• EXTRACTED RECORDS:
^^^^

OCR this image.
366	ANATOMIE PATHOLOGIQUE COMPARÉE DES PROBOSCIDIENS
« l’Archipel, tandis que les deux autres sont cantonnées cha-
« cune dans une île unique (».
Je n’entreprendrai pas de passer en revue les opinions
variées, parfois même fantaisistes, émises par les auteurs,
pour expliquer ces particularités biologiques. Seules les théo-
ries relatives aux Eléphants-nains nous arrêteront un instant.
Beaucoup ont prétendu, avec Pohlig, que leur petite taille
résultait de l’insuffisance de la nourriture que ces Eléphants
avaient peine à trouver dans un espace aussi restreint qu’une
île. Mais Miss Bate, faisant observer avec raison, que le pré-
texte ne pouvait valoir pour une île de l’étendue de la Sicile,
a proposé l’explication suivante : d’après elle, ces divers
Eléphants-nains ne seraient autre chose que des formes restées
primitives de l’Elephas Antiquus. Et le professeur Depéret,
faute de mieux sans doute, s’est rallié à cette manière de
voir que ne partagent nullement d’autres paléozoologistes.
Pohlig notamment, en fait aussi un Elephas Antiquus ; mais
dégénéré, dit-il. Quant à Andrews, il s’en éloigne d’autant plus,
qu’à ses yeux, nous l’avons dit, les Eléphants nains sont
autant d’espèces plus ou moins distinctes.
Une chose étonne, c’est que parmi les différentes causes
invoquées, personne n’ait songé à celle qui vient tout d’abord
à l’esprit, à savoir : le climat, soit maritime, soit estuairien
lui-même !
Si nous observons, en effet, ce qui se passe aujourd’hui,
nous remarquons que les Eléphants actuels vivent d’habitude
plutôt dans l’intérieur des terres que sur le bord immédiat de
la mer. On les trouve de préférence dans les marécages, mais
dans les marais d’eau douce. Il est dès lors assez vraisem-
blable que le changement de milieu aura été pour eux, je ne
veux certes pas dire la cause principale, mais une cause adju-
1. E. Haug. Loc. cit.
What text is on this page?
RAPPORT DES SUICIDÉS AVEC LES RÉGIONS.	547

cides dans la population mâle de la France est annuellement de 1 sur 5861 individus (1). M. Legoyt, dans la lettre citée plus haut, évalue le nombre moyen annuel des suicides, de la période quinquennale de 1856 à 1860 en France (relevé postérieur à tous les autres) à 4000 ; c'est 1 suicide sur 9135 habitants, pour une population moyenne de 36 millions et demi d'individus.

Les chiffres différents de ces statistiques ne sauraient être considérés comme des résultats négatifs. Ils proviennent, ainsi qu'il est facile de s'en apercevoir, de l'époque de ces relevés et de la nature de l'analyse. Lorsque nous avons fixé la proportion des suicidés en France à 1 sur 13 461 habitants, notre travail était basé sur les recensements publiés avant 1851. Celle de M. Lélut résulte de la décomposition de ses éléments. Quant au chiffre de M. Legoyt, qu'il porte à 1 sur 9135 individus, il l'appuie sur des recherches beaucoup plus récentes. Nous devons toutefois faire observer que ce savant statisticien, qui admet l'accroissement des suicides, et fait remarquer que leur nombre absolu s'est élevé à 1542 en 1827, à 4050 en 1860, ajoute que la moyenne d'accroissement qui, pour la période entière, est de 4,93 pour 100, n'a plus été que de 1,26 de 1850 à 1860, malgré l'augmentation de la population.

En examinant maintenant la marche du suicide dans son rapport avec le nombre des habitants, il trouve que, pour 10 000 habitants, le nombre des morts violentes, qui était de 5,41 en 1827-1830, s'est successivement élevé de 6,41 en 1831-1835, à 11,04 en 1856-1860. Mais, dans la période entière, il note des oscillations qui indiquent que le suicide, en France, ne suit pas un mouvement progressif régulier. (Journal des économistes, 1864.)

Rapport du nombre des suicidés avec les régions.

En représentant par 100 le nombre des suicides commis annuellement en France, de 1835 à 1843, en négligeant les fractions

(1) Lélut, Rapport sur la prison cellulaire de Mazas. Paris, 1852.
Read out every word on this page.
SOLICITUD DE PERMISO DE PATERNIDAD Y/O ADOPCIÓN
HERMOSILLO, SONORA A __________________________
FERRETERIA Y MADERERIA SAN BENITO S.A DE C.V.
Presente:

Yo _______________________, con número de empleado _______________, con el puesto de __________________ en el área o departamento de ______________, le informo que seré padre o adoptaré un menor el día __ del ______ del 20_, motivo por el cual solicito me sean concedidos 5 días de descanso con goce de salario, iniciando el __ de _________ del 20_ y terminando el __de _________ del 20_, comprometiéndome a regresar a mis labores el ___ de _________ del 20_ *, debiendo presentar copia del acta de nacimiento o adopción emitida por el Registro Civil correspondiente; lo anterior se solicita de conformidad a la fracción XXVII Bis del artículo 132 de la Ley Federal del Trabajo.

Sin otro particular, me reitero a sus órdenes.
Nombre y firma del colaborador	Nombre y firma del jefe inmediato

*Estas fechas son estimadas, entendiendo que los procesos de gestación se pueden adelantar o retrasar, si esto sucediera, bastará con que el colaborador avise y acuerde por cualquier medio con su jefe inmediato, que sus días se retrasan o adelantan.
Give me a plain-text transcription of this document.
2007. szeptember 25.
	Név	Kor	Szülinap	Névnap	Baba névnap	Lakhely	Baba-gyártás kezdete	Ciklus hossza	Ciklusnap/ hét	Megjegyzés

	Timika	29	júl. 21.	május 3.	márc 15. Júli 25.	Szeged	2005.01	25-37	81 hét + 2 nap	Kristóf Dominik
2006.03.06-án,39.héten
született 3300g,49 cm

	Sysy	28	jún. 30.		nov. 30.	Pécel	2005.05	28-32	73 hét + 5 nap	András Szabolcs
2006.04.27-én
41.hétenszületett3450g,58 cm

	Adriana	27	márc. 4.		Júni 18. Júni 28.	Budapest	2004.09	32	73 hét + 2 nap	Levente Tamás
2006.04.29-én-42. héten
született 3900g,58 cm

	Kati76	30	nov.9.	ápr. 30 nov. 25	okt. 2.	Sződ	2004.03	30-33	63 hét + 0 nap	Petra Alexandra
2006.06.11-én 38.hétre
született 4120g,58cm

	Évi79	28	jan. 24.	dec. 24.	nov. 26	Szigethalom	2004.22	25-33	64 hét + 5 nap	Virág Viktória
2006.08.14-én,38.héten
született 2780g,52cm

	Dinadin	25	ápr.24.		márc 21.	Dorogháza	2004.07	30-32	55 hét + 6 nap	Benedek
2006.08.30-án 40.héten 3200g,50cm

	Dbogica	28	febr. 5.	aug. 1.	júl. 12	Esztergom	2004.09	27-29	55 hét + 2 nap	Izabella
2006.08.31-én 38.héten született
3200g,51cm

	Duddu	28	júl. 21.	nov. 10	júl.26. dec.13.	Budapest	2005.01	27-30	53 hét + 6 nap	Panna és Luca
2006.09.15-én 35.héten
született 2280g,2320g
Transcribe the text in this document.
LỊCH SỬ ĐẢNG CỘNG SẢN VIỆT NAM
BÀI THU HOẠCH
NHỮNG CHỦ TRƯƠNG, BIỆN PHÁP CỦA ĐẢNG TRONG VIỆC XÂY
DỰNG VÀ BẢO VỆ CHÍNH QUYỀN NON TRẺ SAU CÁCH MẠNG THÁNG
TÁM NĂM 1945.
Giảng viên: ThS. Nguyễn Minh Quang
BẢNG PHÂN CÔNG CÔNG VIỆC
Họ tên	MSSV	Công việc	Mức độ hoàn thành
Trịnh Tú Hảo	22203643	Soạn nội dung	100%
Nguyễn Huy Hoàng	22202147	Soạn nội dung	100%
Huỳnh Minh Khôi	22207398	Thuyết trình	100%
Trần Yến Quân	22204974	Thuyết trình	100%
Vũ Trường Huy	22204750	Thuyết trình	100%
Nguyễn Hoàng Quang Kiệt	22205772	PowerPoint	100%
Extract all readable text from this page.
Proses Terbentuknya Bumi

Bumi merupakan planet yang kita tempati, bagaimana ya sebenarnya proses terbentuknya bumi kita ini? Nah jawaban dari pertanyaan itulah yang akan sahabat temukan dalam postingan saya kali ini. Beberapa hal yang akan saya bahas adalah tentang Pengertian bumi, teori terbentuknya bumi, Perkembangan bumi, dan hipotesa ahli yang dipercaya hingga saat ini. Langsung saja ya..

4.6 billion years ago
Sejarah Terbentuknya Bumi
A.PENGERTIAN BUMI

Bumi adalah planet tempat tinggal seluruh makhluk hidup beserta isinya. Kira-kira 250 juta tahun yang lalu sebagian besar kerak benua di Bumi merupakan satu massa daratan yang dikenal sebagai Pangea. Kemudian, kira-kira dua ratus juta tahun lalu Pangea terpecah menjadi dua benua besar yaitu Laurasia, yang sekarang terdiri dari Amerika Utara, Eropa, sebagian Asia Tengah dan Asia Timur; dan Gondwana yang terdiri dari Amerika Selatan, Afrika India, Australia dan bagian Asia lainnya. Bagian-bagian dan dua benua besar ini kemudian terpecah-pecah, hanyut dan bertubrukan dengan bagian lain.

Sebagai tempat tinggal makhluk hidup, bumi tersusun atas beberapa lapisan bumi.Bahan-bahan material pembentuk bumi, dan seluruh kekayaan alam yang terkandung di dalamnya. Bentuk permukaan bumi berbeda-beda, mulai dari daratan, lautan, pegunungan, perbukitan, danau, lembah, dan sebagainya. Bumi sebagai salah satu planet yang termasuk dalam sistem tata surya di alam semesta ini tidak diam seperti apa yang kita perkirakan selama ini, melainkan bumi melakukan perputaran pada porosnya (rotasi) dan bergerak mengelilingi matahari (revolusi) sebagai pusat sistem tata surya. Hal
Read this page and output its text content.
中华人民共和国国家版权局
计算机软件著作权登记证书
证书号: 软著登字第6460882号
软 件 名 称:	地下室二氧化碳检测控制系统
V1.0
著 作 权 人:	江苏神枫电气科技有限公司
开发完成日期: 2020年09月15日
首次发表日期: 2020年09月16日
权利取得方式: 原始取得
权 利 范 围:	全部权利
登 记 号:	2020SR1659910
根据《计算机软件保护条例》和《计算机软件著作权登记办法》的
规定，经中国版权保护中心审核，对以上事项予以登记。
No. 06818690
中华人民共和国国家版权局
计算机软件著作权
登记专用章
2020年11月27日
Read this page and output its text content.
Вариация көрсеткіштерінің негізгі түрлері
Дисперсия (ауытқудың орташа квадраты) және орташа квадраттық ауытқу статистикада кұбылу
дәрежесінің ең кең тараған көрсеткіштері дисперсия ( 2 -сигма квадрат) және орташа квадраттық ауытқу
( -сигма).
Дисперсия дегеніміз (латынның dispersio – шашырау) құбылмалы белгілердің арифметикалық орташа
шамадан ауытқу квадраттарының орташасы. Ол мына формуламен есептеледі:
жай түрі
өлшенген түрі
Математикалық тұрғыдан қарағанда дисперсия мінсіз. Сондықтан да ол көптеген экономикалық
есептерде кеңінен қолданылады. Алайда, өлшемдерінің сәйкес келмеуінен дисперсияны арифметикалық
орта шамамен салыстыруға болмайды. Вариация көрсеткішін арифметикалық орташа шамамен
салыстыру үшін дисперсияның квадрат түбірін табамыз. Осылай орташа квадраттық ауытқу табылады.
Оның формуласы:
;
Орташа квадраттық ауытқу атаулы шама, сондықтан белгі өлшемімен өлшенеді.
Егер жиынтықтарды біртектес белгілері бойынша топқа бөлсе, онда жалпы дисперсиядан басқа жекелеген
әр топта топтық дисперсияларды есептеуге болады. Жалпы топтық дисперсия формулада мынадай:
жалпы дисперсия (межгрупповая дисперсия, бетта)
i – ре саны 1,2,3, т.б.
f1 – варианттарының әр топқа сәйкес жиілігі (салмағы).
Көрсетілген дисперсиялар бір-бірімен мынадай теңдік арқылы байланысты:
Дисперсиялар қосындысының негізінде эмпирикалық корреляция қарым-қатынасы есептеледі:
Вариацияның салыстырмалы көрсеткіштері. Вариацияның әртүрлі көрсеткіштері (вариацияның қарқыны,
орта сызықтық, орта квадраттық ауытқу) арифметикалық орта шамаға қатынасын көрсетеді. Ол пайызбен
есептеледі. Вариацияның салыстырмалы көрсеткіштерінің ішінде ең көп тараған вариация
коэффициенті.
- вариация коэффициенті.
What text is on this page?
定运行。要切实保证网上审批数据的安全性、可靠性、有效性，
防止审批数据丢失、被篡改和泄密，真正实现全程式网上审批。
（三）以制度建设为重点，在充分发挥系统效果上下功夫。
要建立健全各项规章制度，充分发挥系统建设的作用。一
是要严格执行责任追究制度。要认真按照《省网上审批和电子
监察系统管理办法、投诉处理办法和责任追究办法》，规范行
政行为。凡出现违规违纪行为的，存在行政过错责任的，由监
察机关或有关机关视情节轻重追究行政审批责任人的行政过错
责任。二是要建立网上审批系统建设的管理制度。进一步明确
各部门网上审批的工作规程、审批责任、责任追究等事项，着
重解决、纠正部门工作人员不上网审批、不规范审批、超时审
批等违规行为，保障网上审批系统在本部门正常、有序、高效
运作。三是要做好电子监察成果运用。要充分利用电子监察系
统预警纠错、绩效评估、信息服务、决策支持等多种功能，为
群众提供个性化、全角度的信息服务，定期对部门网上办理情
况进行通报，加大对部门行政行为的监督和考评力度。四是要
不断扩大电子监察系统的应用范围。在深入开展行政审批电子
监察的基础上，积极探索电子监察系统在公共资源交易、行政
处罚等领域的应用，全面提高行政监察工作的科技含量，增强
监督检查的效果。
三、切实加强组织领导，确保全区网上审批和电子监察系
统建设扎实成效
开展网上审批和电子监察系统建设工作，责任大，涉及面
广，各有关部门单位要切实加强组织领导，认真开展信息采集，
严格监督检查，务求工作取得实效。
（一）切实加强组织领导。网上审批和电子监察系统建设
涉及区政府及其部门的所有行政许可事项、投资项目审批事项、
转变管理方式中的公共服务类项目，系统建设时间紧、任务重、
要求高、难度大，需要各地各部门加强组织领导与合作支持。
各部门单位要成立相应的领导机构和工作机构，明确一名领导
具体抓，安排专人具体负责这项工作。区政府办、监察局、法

^^^^

• TASK PROMPT:
Report all lines of the data that include the word "Antiquus".

• EXERCISE SOLUTION:
primitives de l’Elephas Antiquus. Et le professeur Depéret,
Pohlig notamment, en fait aussi un Elephas Antiquus ; mais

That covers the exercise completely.